### JOB
Select the lines below containing the word "دهان".

Dataset records:
>>>

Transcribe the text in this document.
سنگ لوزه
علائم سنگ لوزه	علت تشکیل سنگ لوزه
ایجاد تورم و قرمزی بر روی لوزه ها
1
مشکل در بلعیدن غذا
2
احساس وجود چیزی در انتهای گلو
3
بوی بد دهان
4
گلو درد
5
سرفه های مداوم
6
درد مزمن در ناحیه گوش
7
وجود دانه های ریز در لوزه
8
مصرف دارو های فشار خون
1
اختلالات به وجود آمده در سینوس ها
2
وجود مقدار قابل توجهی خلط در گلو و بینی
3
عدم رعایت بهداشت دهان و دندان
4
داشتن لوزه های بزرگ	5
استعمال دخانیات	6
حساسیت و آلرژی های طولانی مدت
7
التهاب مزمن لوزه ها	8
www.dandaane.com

<<<

### RESULT FOR THIS EXERCISE
بوی بد دهان
عدم رعایت بهداشت دهان و دندان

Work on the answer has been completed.